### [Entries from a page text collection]
# # # # # # #
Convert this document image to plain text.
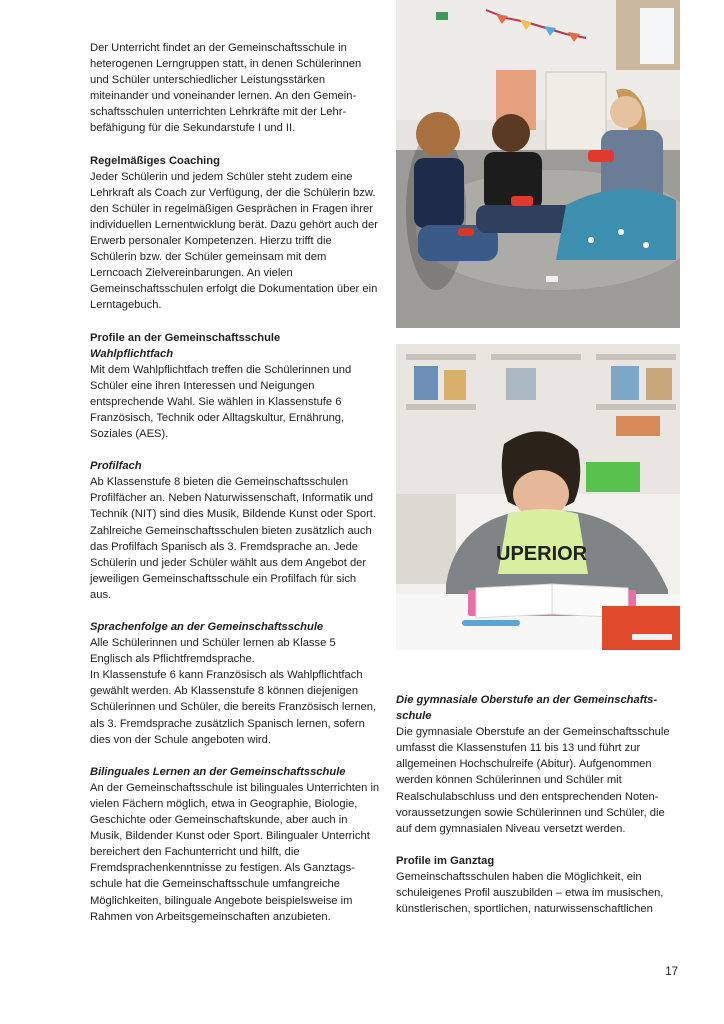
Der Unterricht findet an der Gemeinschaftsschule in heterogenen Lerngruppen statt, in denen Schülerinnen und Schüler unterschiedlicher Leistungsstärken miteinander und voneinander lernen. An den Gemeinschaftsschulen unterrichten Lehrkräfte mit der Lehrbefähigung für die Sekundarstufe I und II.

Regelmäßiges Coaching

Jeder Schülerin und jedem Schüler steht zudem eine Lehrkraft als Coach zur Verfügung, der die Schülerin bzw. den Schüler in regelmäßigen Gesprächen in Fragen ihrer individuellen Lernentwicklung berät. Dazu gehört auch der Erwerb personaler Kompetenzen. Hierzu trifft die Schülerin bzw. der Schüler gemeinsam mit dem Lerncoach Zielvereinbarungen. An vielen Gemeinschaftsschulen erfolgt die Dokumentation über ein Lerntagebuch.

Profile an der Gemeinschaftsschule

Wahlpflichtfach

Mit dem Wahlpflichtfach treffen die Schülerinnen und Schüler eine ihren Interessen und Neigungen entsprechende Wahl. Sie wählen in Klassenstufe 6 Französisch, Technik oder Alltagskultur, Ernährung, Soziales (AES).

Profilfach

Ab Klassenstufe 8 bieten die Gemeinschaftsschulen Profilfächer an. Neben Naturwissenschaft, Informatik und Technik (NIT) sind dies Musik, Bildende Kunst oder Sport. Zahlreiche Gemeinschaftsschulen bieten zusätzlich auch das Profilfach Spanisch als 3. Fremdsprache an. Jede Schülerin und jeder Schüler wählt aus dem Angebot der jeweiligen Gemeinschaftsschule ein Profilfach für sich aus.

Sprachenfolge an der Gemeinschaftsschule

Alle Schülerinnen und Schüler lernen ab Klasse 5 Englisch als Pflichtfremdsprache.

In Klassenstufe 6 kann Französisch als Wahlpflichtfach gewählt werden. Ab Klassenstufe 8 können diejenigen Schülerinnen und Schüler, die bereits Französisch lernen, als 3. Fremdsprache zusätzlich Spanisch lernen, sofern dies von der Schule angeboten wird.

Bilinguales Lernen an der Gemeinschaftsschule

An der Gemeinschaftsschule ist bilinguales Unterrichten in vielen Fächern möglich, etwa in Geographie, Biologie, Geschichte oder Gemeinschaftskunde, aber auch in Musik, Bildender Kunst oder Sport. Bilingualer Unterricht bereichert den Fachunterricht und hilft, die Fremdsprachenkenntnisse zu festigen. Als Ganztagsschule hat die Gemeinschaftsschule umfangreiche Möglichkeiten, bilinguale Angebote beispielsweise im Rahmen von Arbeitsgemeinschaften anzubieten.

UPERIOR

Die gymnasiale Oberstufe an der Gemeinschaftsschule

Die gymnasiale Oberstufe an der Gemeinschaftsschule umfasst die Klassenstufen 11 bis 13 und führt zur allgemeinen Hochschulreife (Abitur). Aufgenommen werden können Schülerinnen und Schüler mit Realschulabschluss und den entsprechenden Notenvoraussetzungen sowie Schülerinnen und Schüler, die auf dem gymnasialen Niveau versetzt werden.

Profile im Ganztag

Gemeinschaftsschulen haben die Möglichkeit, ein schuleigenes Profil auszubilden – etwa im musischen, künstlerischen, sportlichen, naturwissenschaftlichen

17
# # # # # # #
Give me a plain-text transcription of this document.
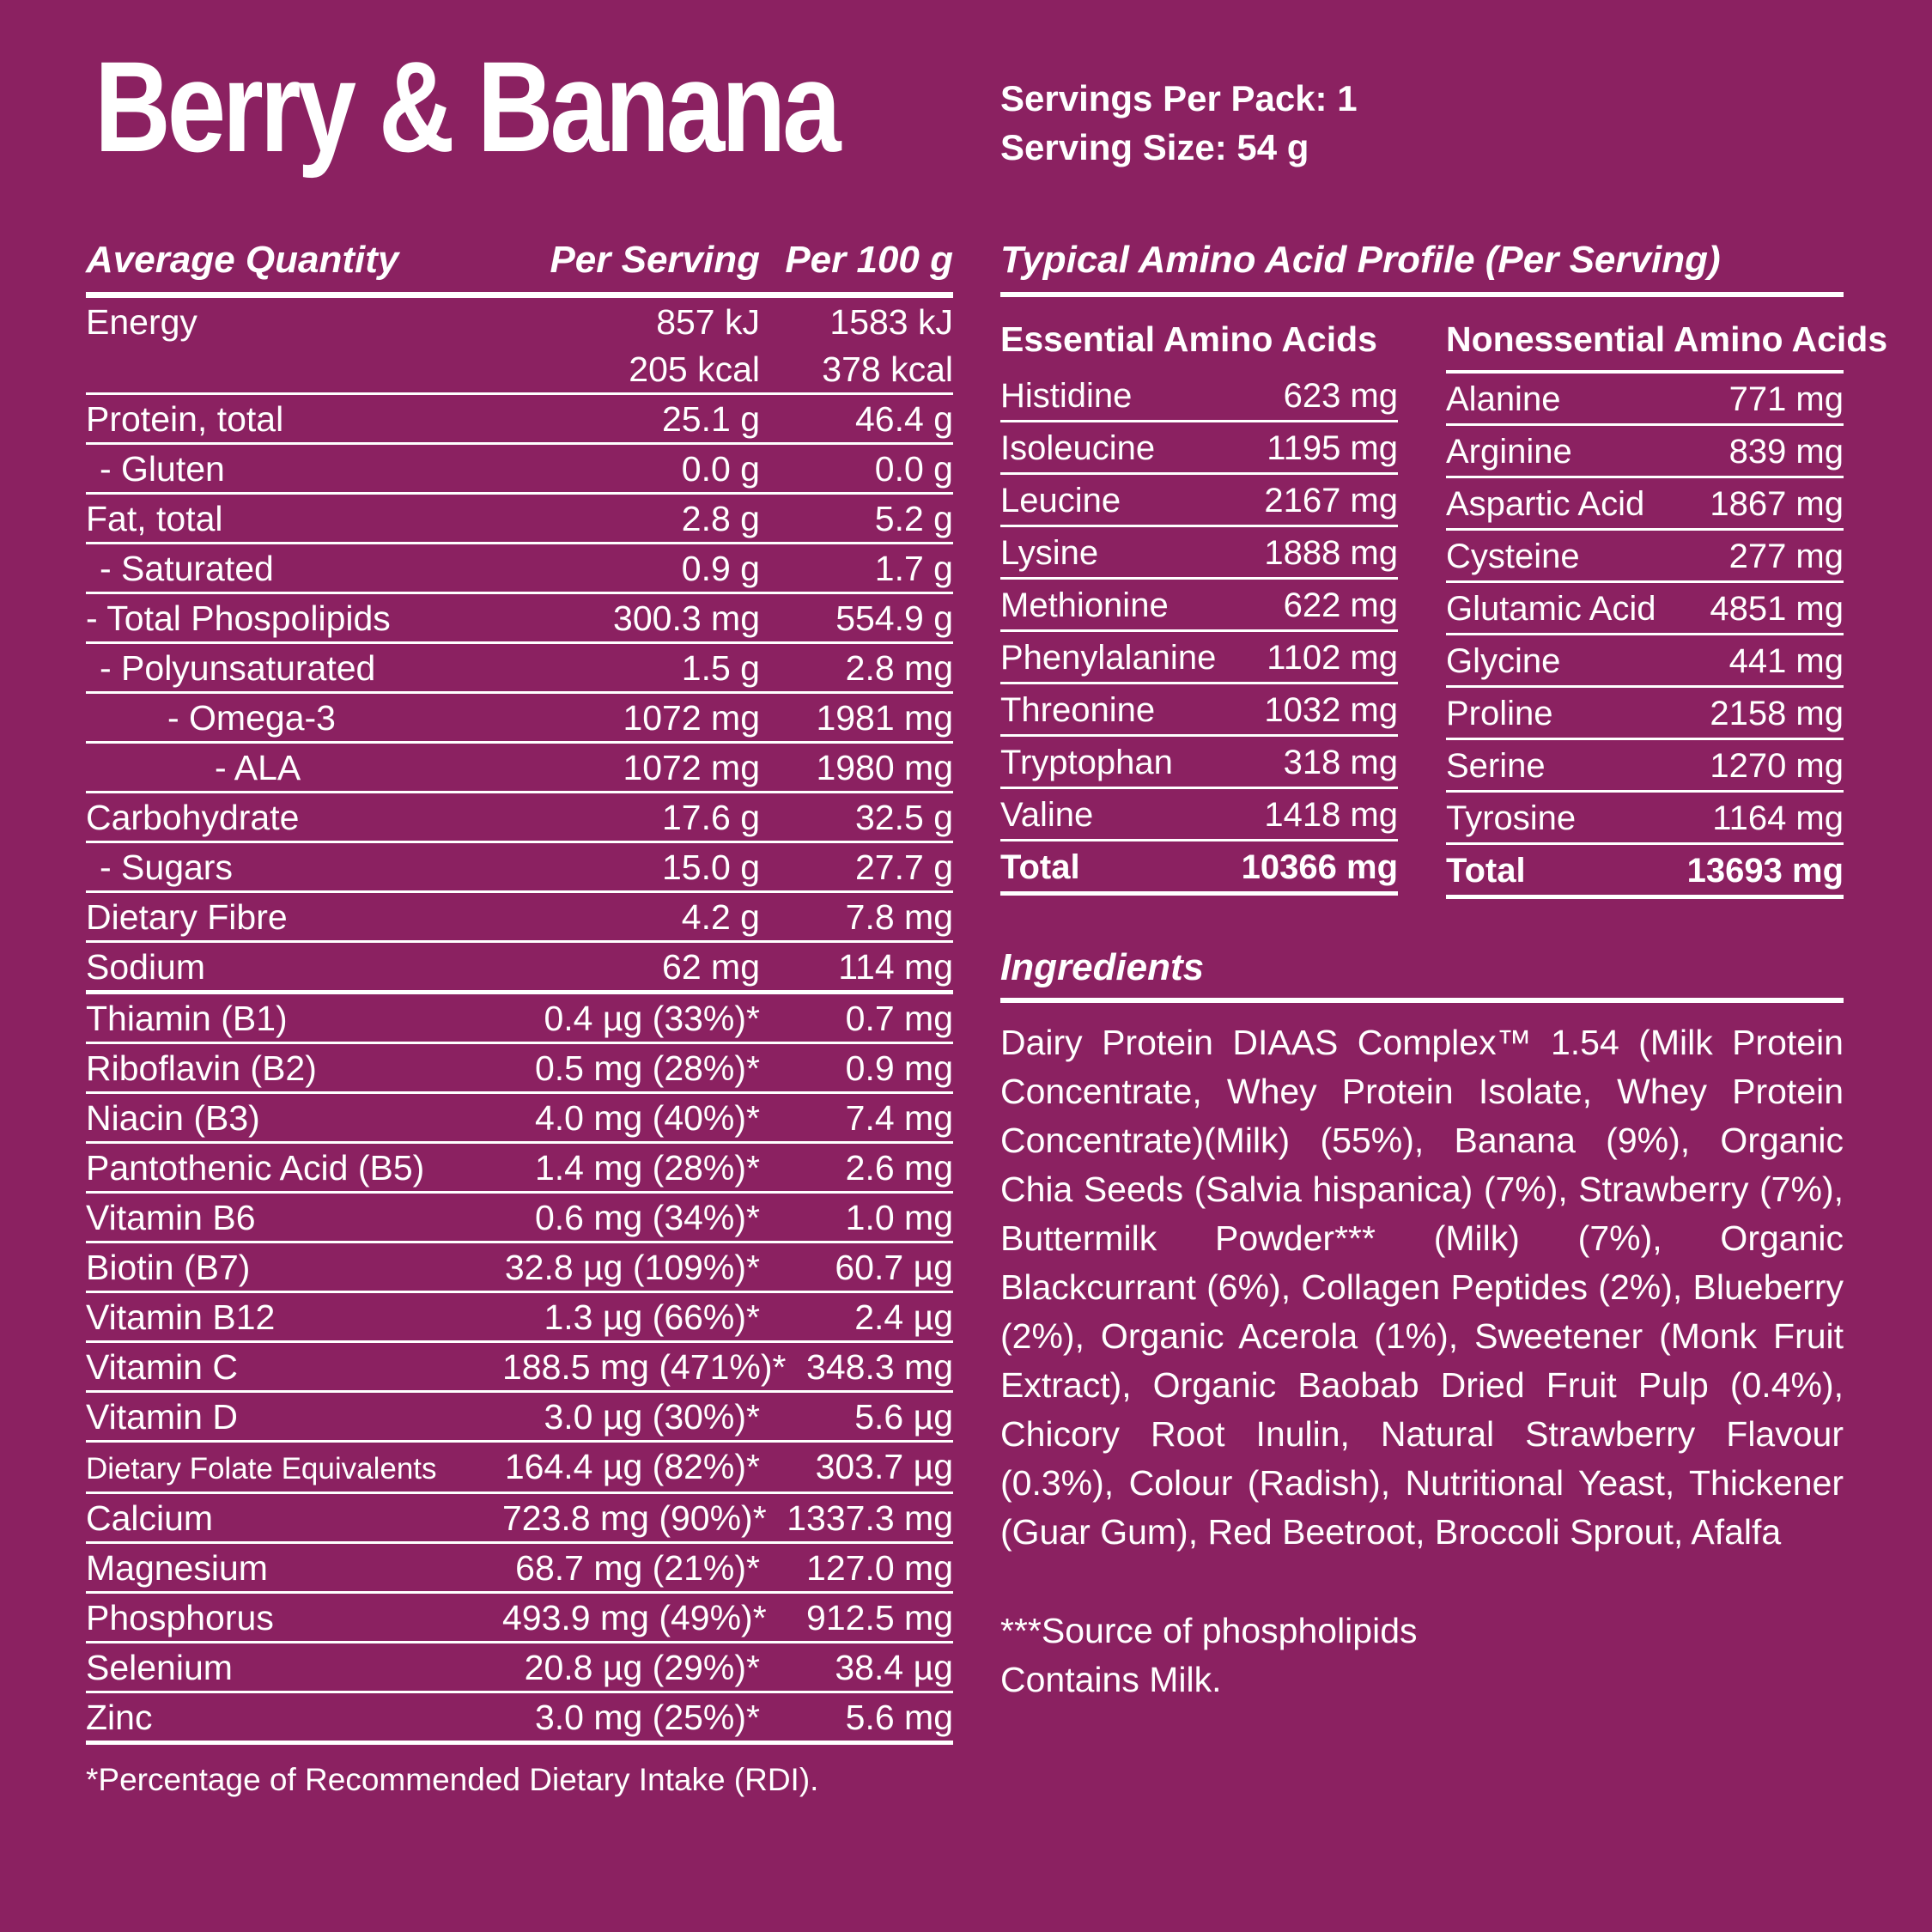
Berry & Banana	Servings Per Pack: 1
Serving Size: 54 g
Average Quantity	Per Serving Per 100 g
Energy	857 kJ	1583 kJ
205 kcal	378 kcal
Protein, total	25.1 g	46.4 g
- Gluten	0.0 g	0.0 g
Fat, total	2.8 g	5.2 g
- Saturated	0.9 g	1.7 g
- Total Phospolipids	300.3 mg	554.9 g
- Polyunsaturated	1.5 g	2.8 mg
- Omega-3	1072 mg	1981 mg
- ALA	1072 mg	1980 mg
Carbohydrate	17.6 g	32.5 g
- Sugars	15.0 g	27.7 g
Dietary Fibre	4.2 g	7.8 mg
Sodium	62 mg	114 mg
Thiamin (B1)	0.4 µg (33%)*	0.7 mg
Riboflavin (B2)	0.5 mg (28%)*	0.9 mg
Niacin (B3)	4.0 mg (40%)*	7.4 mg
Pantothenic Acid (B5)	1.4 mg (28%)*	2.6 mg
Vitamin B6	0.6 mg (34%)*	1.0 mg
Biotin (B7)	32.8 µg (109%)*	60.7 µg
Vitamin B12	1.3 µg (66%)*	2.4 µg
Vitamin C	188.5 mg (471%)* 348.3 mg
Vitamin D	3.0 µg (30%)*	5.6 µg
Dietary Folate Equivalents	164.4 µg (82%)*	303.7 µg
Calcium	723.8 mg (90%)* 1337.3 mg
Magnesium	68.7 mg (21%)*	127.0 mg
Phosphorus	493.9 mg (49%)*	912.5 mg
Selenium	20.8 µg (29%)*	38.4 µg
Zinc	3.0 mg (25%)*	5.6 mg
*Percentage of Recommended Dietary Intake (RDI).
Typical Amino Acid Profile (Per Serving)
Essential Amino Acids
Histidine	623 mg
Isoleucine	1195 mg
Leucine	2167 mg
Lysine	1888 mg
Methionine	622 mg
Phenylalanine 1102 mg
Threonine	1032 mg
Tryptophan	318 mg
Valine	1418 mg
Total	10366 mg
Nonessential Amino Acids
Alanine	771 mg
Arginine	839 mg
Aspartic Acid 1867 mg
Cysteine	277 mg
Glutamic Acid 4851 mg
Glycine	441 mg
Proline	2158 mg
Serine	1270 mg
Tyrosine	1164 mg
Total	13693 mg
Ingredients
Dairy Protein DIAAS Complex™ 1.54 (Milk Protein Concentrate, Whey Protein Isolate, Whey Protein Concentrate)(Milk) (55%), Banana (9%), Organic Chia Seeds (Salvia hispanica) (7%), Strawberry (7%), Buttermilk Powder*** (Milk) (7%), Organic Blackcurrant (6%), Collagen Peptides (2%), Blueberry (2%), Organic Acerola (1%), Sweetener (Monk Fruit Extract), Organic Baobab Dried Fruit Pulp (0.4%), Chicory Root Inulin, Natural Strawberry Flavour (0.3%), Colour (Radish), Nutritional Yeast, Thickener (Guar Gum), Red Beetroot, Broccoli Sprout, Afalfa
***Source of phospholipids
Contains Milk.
# # # # # # #
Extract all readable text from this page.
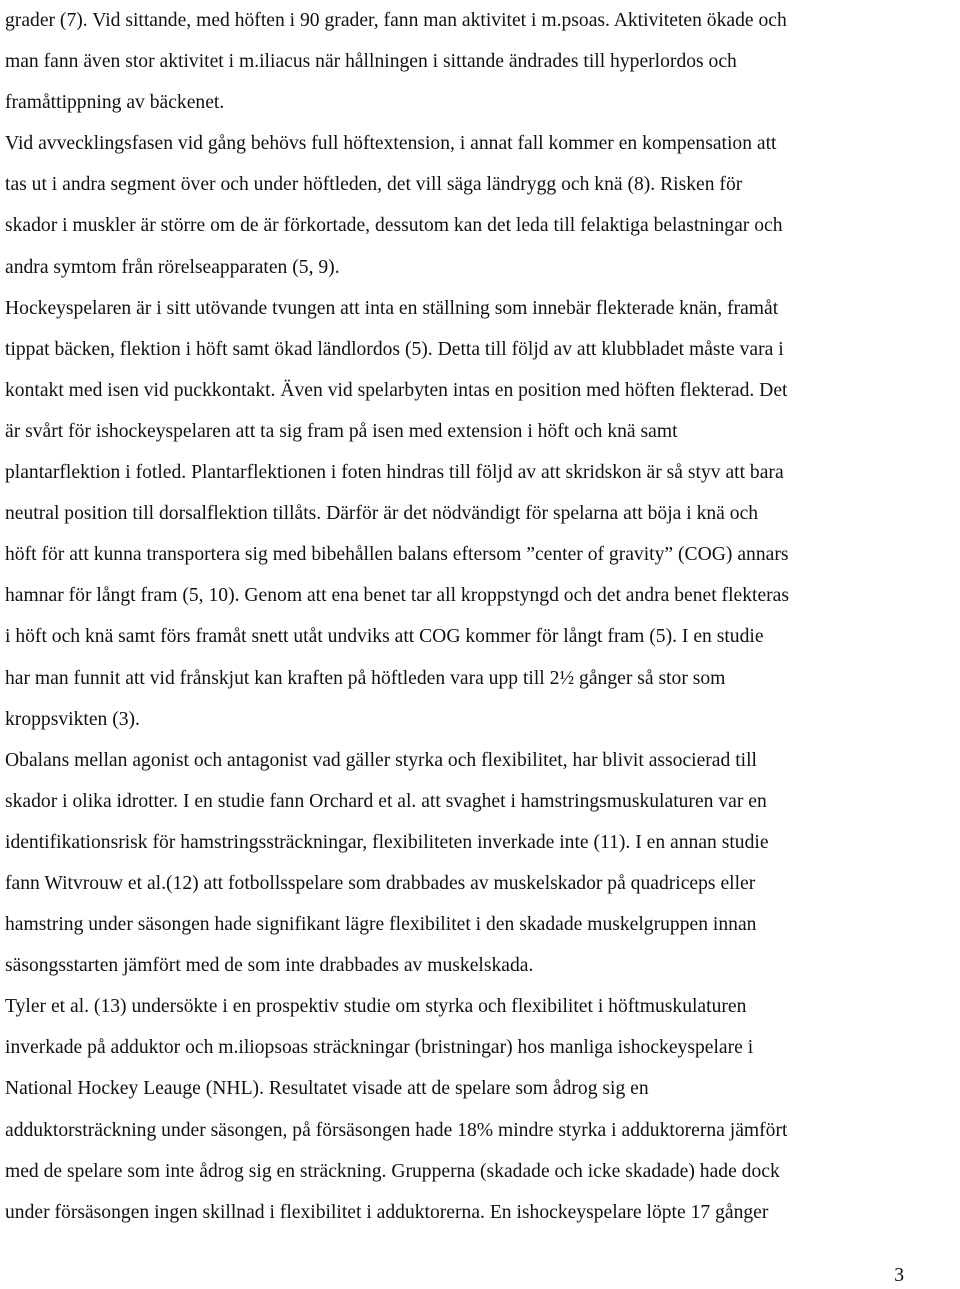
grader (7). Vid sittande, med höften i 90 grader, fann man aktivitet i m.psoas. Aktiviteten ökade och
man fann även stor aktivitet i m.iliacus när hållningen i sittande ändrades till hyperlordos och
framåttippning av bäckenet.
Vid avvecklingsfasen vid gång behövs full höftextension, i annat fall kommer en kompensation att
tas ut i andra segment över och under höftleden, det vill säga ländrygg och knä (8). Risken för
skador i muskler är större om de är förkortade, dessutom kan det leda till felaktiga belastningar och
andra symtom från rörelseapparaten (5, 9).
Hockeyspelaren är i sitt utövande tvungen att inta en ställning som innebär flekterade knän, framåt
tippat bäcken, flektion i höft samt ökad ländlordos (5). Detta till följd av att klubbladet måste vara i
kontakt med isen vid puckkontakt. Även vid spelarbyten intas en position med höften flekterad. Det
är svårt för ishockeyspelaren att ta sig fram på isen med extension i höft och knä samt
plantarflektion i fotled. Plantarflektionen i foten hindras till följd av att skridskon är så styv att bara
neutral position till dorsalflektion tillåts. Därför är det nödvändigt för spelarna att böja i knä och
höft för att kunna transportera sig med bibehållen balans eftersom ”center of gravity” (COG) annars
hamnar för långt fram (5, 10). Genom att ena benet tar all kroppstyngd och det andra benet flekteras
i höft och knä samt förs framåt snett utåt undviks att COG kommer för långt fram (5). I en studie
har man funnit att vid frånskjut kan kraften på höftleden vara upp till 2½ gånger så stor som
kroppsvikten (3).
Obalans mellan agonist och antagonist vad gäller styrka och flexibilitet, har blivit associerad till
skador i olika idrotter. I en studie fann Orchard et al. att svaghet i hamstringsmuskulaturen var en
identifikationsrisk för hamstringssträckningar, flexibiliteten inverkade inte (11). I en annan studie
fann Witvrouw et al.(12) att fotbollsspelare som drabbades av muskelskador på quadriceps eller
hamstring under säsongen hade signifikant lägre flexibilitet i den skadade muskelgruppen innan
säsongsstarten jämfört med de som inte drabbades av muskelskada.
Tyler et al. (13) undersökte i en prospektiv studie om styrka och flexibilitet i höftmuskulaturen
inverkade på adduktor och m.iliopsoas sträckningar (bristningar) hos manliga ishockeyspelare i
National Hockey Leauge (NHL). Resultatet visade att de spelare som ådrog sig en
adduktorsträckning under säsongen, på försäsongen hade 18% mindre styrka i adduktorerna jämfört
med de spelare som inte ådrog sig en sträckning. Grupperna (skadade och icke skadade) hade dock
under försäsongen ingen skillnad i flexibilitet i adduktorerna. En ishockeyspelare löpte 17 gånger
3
# # # # # # #
The answer must be a single number: how many lines of the entries contain "inverkade".

2